**WHAT TO PRODUCE**
Return every record below exactly as written, omitting any pictures.
= = = =
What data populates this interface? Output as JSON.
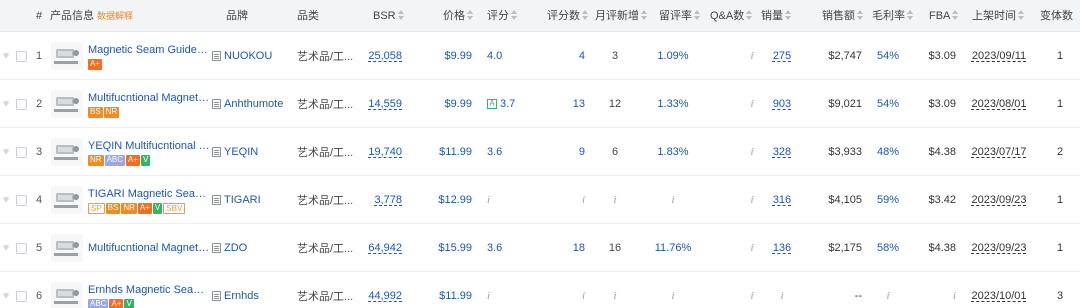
{
  "header": {
    "hash": "#",
    "product_info": "产品信息",
    "data_explain": "数据解释",
    "brand": "品牌",
    "category": "品类",
    "bsr": "BSR",
    "price": "价格",
    "rating": "评分",
    "rating_count": "评分数",
    "monthly_new": "月评新增",
    "retention": "留评率",
    "qa": "Q&A数",
    "sales": "销量",
    "revenue": "销售额",
    "margin": "毛利率",
    "fba": "FBA",
    "listed": "上架时间",
    "variants": "变体数"
  },
  "rows": [
    {
      "idx": "1",
      "title": "Magnetic Seam Guide for...",
      "tags": [
        "A+"
      ],
      "brand": "NUOKOU",
      "category": "艺术品/工...",
      "bsr": "25,058",
      "price": "$9.99",
      "rating": "4.0",
      "rating_count": "4",
      "monthly_new": "3",
      "retention": "1.09%",
      "qa": "i",
      "sales": "275",
      "revenue": "$2,747",
      "margin": "54%",
      "fba": "$3.09",
      "listed": "2023/09/11",
      "variants": "1"
    },
    {
      "idx": "2",
      "title": "Multifucntional Magnetic...",
      "tags": [
        "BS",
        "NR"
      ],
      "brand": "Anhthumote",
      "category": "艺术品/工...",
      "bsr": "14,559",
      "price": "$9.99",
      "rating_badge": "A",
      "rating": "3.7",
      "rating_count": "13",
      "monthly_new": "12",
      "retention": "1.33%",
      "qa": "i",
      "sales": "903",
      "revenue": "$9,021",
      "margin": "54%",
      "fba": "$3.09",
      "listed": "2023/08/01",
      "variants": "1"
    },
    {
      "idx": "3",
      "title": "YEQIN Multifucntional M...",
      "tags": [
        "NR",
        "ABC",
        "A+",
        "V"
      ],
      "brand": "YEQIN",
      "category": "艺术品/工...",
      "bsr": "19,740",
      "price": "$11.99",
      "rating": "3.6",
      "rating_count": "9",
      "monthly_new": "6",
      "retention": "1.83%",
      "qa": "i",
      "sales": "328",
      "revenue": "$3,933",
      "margin": "48%",
      "fba": "$4.38",
      "listed": "2023/07/17",
      "variants": "2"
    },
    {
      "idx": "4",
      "title": "TIGARI Magnetic Seam G...",
      "tags": [
        "SP",
        "BS",
        "NR",
        "A+",
        "V",
        "SBV"
      ],
      "brand": "TIGARI",
      "category": "艺术品/工...",
      "bsr": "3,778",
      "price": "$12.99",
      "rating": "i",
      "rating_count": "i",
      "monthly_new": "i",
      "retention": "i",
      "qa": "i",
      "sales": "316",
      "revenue": "$4,105",
      "margin": "59%",
      "fba": "$3.42",
      "listed": "2023/09/23",
      "variants": "1"
    },
    {
      "idx": "5",
      "title": "Multifucntional Magnetic...",
      "tags": [],
      "brand": "ZDO",
      "category": "艺术品/工...",
      "bsr": "64,942",
      "price": "$15.99",
      "rating": "3.6",
      "rating_count": "18",
      "monthly_new": "16",
      "retention": "11.76%",
      "qa": "i",
      "sales": "136",
      "revenue": "$2,175",
      "margin": "58%",
      "fba": "$4.38",
      "listed": "2023/09/23",
      "variants": "1"
    },
    {
      "idx": "6",
      "title": "Ernhds Magnetic Seam G...",
      "tags": [
        "ABC",
        "A+",
        "V"
      ],
      "brand": "Ernhds",
      "category": "艺术品/工...",
      "bsr": "44,992",
      "price": "$11.99",
      "rating": "i",
      "rating_count": "i",
      "monthly_new": "i",
      "retention": "i",
      "qa": "i",
      "sales": "i",
      "revenue": "--",
      "margin": "i",
      "fba": "i",
      "listed": "2023/10/01",
      "variants": "3"
    }
  ],
  "colors": {
    "link": "#1a56b8",
    "badge_orange": "#f08a24",
    "badge_aplus": "#f56c22",
    "badge_green": "#35b36a",
    "badge_abc": "#9aa7e0",
    "header_bg": "#f3f4f6"
  }
}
= = = =
**TASK RESULT**
What data populates this interface? Output as JSON.
{
  "header": {
    "hash": "#",
    "product_info": "产品信息",
    "data_explain": "数据解释",
    "brand": "品牌",
    "category": "品类",
    "bsr": "BSR",
    "price": "价格",
    "rating": "评分",
    "rating_count": "评分数",
    "monthly_new": "月评新增",
    "retention": "留评率",
    "qa": "Q&A数",
    "sales": "销量",
    "revenue": "销售额",
    "margin": "毛利率",
    "fba": "FBA",
    "listed": "上架时间",
    "variants": "变体数"
  },
  "rows": [
    {
      "idx": "1",
      "title": "Magnetic Seam Guide for...",
      "tags": [
        "A+"
      ],
      "brand": "NUOKOU",
      "category": "艺术品/工...",
      "bsr": "25,058",
      "price": "$9.99",
      "rating": "4.0",
      "rating_count": "4",
      "monthly_new": "3",
      "retention": "1.09%",
      "qa": "i",
      "sales": "275",
      "revenue": "$2,747",
      "margin": "54%",
      "fba": "$3.09",
      "listed": "2023/09/11",
      "variants": "1"
    },
    {
      "idx": "2",
      "title": "Multifucntional Magnetic...",
      "tags": [
        "BS",
        "NR"
      ],
      "brand": "Anhthumote",
      "category": "艺术品/工...",
      "bsr": "14,559",
      "price": "$9.99",
      "rating_badge": "A",
      "rating": "3.7",
      "rating_count": "13",
      "monthly_new": "12",
      "retention": "1.33%",
      "qa": "i",
      "sales": "903",
      "revenue": "$9,021",
      "margin": "54%",
      "fba": "$3.09",
      "listed": "2023/08/01",
      "variants": "1"
    },
    {
      "idx": "3",
      "title": "YEQIN Multifucntional M...",
      "tags": [
        "NR",
        "ABC",
        "A+",
        "V"
      ],
      "brand": "YEQIN",
      "category": "艺术品/工...",
      "bsr": "19,740",
      "price": "$11.99",
      "rating": "3.6",
      "rating_count": "9",
      "monthly_new": "6",
      "retention": "1.83%",
      "qa": "i",
      "sales": "328",
      "revenue": "$3,933",
      "margin": "48%",
      "fba": "$4.38",
      "listed": "2023/07/17",
      "variants": "2"
    },
    {
      "idx": "4",
      "title": "TIGARI Magnetic Seam G...",
      "tags": [
        "SP",
        "BS",
        "NR",
        "A+",
        "V",
        "SBV"
      ],
      "brand": "TIGARI",
      "category": "艺术品/工...",
      "bsr": "3,778",
      "price": "$12.99",
      "rating": "i",
      "rating_count": "i",
      "monthly_new": "i",
      "retention": "i",
      "qa": "i",
      "sales": "316",
      "revenue": "$4,105",
      "margin": "59%",
      "fba": "$3.42",
      "listed": "2023/09/23",
      "variants": "1"
    },
    {
      "idx": "5",
      "title": "Multifucntional Magnetic...",
      "tags": [],
      "brand": "ZDO",
      "category": "艺术品/工...",
      "bsr": "64,942",
      "price": "$15.99",
      "rating": "3.6",
      "rating_count": "18",
      "monthly_new": "16",
      "retention": "11.76%",
      "qa": "i",
      "sales": "136",
      "revenue": "$2,175",
      "margin": "58%",
      "fba": "$4.38",
      "listed": "2023/09/23",
      "variants": "1"
    },
    {
      "idx": "6",
      "title": "Ernhds Magnetic Seam G...",
      "tags": [
        "ABC",
        "A+",
        "V"
      ],
      "brand": "Ernhds",
      "category": "艺术品/工...",
      "bsr": "44,992",
      "price": "$11.99",
      "rating": "i",
      "rating_count": "i",
      "monthly_new": "i",
      "retention": "i",
      "qa": "i",
      "sales": "i",
      "revenue": "--",
      "margin": "i",
      "fba": "i",
      "listed": "2023/10/01",
      "variants": "3"
    }
  ],
  "colors": {
    "link": "#1a56b8",
    "badge_orange": "#f08a24",
    "badge_aplus": "#f56c22",
    "badge_green": "#35b36a",
    "badge_abc": "#9aa7e0",
    "header_bg": "#f3f4f6"
  }
}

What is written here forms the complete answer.